** Goal of the exercise **
Copy out all the lines exactly. Omit pictures.

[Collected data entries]
==========

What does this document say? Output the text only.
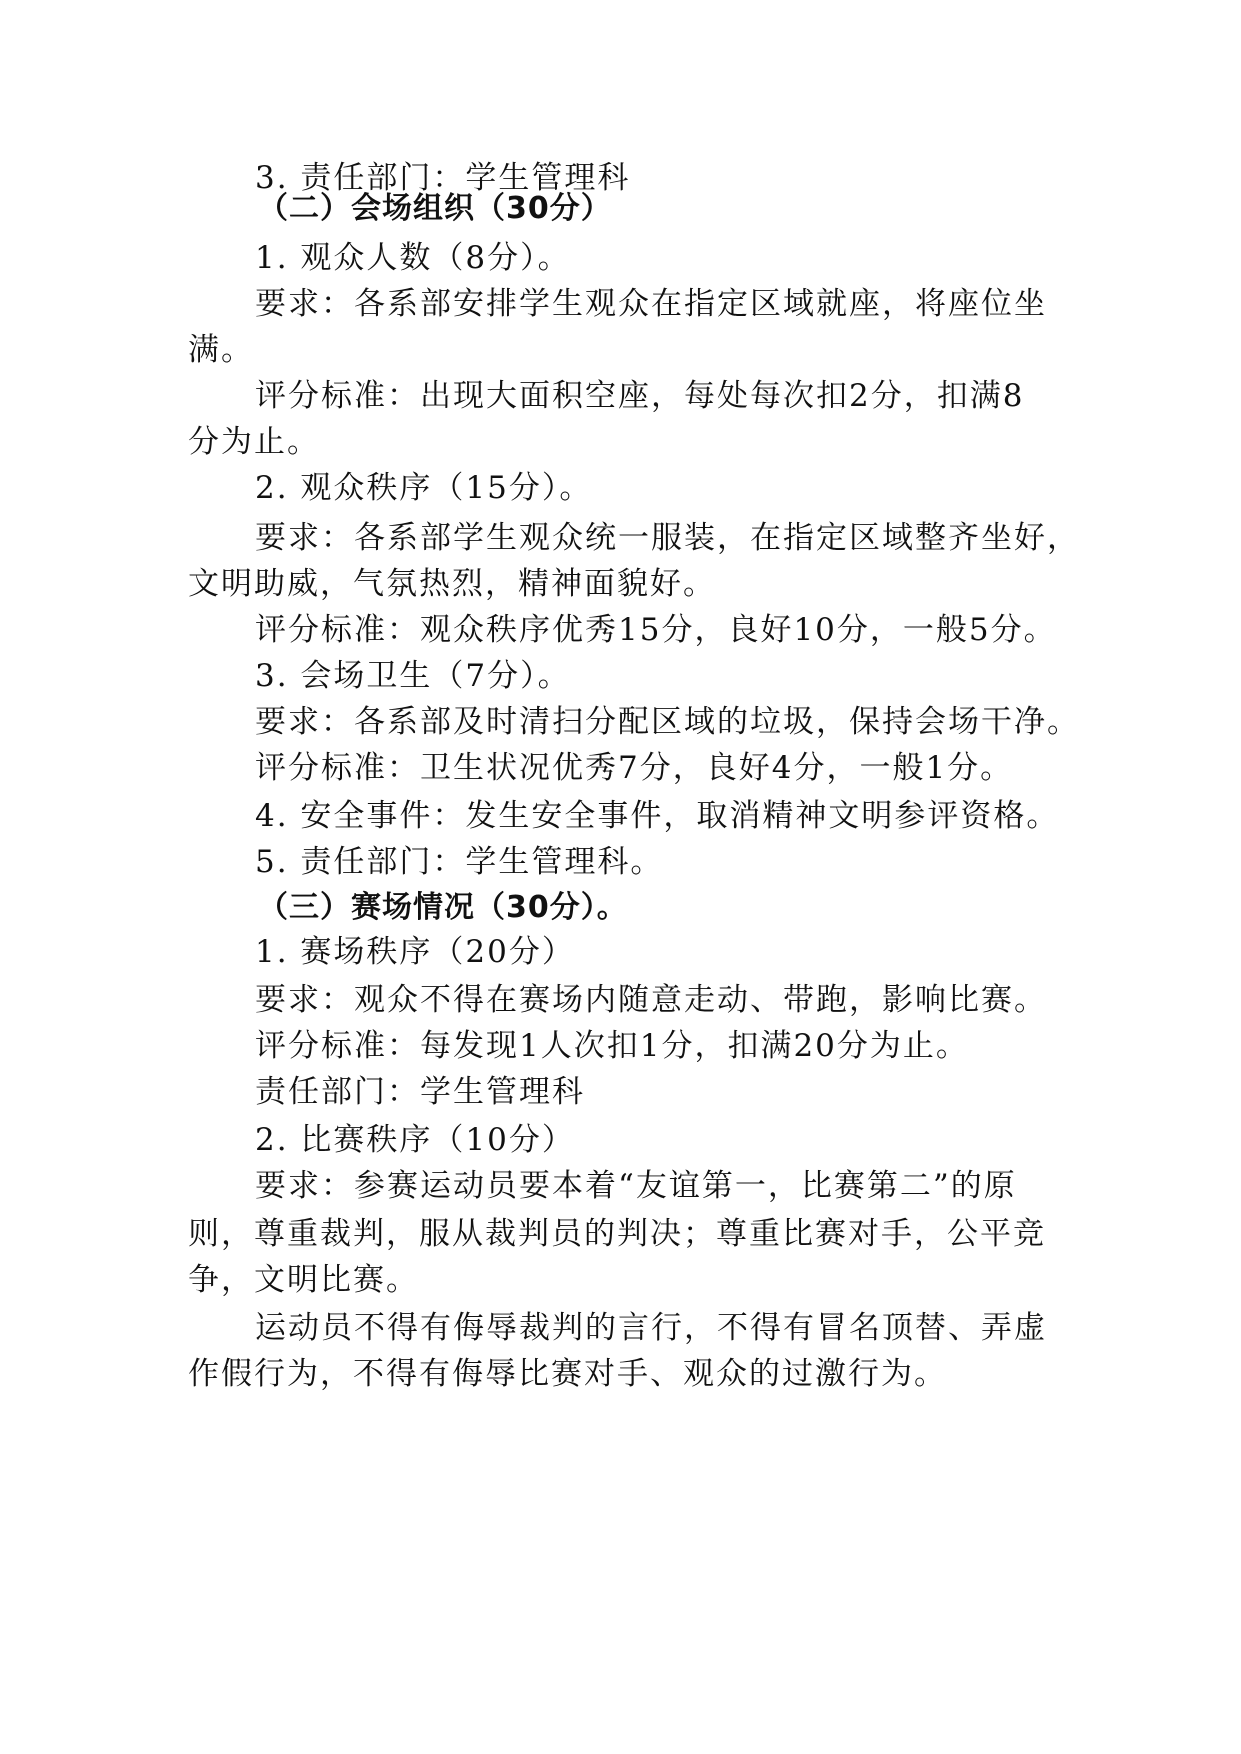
3. 责任部门：学生管理科
（二）会场组织（30分）
1. 观众人数（8分）。
要求：各系部安排学生观众在指定区域就座，将座位坐
满。
评分标准：出现大面积空座，每处每次扣2分，扣满8
分为止。
2. 观众秩序（15分）。
要求：各系部学生观众统一服装，在指定区域整齐坐好，
文明助威，气氛热烈，精神面貌好。
评分标准：观众秩序优秀15分，良好10分，一般5分。
3. 会场卫生（7分）。
要求：各系部及时清扫分配区域的垃圾，保持会场干净。
评分标准：卫生状况优秀7分，良好4分，一般1分。
4. 安全事件：发生安全事件，取消精神文明参评资格。
5. 责任部门：学生管理科。
（三）赛场情况（30分）。
1. 赛场秩序（20分）
要求：观众不得在赛场内随意走动、带跑，影响比赛。
评分标准：每发现1人次扣1分，扣满20分为止。
责任部门：学生管理科
2. 比赛秩序（10分）
要求：参赛运动员要本着“友谊第一，比赛第二”的原
则，尊重裁判，服从裁判员的判决；尊重比赛对手，公平竞
争，文明比赛。
运动员不得有侮辱裁判的言行，不得有冒名顶替、弄虚
作假行为，不得有侮辱比赛对手、观众的过激行为。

==========

** Reply to the exercise **
What does this document say? Output the text only.
3. 责任部门：学生管理科
（二）会场组织（30分）
1. 观众人数（8分）。
要求：各系部安排学生观众在指定区域就座，将座位坐
满。
评分标准：出现大面积空座，每处每次扣2分，扣满8
分为止。
2. 观众秩序（15分）。
要求：各系部学生观众统一服装，在指定区域整齐坐好，
文明助威，气氛热烈，精神面貌好。
评分标准：观众秩序优秀15分，良好10分，一般5分。
3. 会场卫生（7分）。
要求：各系部及时清扫分配区域的垃圾，保持会场干净。
评分标准：卫生状况优秀7分，良好4分，一般1分。
4. 安全事件：发生安全事件，取消精神文明参评资格。
5. 责任部门：学生管理科。
（三）赛场情况（30分）。
1. 赛场秩序（20分）
要求：观众不得在赛场内随意走动、带跑，影响比赛。
评分标准：每发现1人次扣1分，扣满20分为止。
责任部门：学生管理科
2. 比赛秩序（10分）
要求：参赛运动员要本着“友谊第一，比赛第二”的原
则，尊重裁判，服从裁判员的判决；尊重比赛对手，公平竞
争，文明比赛。
运动员不得有侮辱裁判的言行，不得有冒名顶替、弄虚
作假行为，不得有侮辱比赛对手、观众的过激行为。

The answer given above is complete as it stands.